**PROBLEM DETAILS:**
Each entry has to be set down again with no alteration.

[Start of section]

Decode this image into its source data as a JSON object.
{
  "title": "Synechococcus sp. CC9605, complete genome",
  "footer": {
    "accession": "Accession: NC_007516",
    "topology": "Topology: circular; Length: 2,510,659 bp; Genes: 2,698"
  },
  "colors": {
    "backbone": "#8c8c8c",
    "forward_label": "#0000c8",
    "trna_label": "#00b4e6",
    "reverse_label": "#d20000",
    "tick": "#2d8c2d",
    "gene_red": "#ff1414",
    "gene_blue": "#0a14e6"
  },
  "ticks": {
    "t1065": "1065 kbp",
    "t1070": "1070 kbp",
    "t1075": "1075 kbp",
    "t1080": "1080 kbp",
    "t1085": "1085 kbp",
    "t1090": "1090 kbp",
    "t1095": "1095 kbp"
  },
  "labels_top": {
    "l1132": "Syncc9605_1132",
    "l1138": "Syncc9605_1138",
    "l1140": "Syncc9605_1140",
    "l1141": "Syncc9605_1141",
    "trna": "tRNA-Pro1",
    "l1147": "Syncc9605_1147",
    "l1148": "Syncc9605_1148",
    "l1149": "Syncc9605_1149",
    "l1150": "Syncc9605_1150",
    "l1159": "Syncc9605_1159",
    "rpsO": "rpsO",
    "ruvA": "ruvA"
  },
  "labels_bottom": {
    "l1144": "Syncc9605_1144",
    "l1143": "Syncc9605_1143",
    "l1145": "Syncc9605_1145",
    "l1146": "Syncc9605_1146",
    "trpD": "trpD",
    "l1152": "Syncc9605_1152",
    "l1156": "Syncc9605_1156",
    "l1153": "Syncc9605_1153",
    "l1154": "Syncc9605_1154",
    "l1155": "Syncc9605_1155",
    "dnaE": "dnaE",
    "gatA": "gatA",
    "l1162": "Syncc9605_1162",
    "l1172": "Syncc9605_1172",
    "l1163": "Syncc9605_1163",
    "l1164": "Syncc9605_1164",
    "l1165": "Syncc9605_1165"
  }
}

[End of section]

**EXERCISE ANSWER:**
Decode this image into its source data as a JSON object.
{
  "title": "Synechococcus sp. CC9605, complete genome",
  "footer": {
    "accession": "Accession: NC_007516",
    "topology": "Topology: circular; Length: 2,510,659 bp; Genes: 2,698"
  },
  "colors": {
    "backbone": "#8c8c8c",
    "forward_label": "#0000c8",
    "trna_label": "#00b4e6",
    "reverse_label": "#d20000",
    "tick": "#2d8c2d",
    "gene_red": "#ff1414",
    "gene_blue": "#0a14e6"
  },
  "ticks": {
    "t1065": "1065 kbp",
    "t1070": "1070 kbp",
    "t1075": "1075 kbp",
    "t1080": "1080 kbp",
    "t1085": "1085 kbp",
    "t1090": "1090 kbp",
    "t1095": "1095 kbp"
  },
  "labels_top": {
    "l1132": "Syncc9605_1132",
    "l1138": "Syncc9605_1138",
    "l1140": "Syncc9605_1140",
    "l1141": "Syncc9605_1141",
    "trna": "tRNA-Pro1",
    "l1147": "Syncc9605_1147",
    "l1148": "Syncc9605_1148",
    "l1149": "Syncc9605_1149",
    "l1150": "Syncc9605_1150",
    "l1159": "Syncc9605_1159",
    "rpsO": "rpsO",
    "ruvA": "ruvA"
  },
  "labels_bottom": {
    "l1144": "Syncc9605_1144",
    "l1143": "Syncc9605_1143",
    "l1145": "Syncc9605_1145",
    "l1146": "Syncc9605_1146",
    "trpD": "trpD",
    "l1152": "Syncc9605_1152",
    "l1156": "Syncc9605_1156",
    "l1153": "Syncc9605_1153",
    "l1154": "Syncc9605_1154",
    "l1155": "Syncc9605_1155",
    "dnaE": "dnaE",
    "gatA": "gatA",
    "l1162": "Syncc9605_1162",
    "l1172": "Syncc9605_1172",
    "l1163": "Syncc9605_1163",
    "l1164": "Syncc9605_1164",
    "l1165": "Syncc9605_1165"
  }
}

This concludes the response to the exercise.